[Extracted records]

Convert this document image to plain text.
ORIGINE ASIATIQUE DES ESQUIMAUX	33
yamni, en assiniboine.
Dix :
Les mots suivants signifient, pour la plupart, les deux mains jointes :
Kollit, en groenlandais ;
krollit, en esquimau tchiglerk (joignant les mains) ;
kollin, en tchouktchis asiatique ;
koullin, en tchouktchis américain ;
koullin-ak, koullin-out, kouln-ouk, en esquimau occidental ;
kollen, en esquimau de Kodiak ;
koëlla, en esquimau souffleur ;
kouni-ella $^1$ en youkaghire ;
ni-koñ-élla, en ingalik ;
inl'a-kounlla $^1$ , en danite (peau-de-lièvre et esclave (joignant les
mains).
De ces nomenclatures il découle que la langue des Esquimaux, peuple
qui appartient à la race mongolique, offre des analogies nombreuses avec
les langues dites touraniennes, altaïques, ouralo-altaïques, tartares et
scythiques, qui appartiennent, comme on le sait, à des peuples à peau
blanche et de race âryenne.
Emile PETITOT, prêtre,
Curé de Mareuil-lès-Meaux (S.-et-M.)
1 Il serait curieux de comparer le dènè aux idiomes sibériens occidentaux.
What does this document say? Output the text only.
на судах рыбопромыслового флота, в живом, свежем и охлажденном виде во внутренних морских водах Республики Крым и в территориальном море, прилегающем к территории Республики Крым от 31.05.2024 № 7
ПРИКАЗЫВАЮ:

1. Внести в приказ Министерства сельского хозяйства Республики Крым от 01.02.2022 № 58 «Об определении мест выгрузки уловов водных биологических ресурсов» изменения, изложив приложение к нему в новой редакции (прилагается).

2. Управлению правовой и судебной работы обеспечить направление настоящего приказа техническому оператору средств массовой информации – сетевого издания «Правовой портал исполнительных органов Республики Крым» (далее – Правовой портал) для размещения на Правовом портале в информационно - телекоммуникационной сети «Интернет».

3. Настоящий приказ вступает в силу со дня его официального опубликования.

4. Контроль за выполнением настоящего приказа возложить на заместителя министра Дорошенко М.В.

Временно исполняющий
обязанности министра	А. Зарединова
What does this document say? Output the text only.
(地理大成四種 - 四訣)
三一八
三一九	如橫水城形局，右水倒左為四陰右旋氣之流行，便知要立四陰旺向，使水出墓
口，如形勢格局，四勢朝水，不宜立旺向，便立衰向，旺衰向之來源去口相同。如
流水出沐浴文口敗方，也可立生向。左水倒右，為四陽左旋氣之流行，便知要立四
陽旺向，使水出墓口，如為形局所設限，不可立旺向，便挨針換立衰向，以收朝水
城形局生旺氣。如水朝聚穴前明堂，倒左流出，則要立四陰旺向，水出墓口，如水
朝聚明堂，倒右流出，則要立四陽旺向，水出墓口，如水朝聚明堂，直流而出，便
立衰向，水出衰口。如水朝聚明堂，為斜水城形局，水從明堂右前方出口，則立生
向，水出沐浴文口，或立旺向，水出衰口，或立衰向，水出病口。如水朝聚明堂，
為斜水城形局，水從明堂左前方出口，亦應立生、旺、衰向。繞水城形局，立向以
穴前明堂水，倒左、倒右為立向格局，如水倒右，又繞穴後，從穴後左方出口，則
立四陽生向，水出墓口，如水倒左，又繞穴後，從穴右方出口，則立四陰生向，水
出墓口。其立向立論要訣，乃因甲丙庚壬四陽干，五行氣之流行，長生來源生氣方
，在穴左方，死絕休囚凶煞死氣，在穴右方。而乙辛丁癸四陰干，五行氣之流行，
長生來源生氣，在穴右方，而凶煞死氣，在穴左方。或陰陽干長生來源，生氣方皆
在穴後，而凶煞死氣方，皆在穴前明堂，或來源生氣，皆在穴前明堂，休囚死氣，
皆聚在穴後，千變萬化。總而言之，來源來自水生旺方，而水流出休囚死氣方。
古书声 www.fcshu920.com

__Prompt__. Copy each line of the preceding data that contains the string "приказа".

__Task response__.
2. Управлению правовой и судебной работы обеспечить направление настоящего приказа техническому оператору средств массовой информации – сетевого издания «Правовой портал исполнительных органов Республики Крым» (далее – Правовой портал) для размещения на Правовом портале в информационно - телекоммуникационной сети «Интернет».
4. Контроль за выполнением настоящего приказа возложить на заместителя министра Дорошенко М.В.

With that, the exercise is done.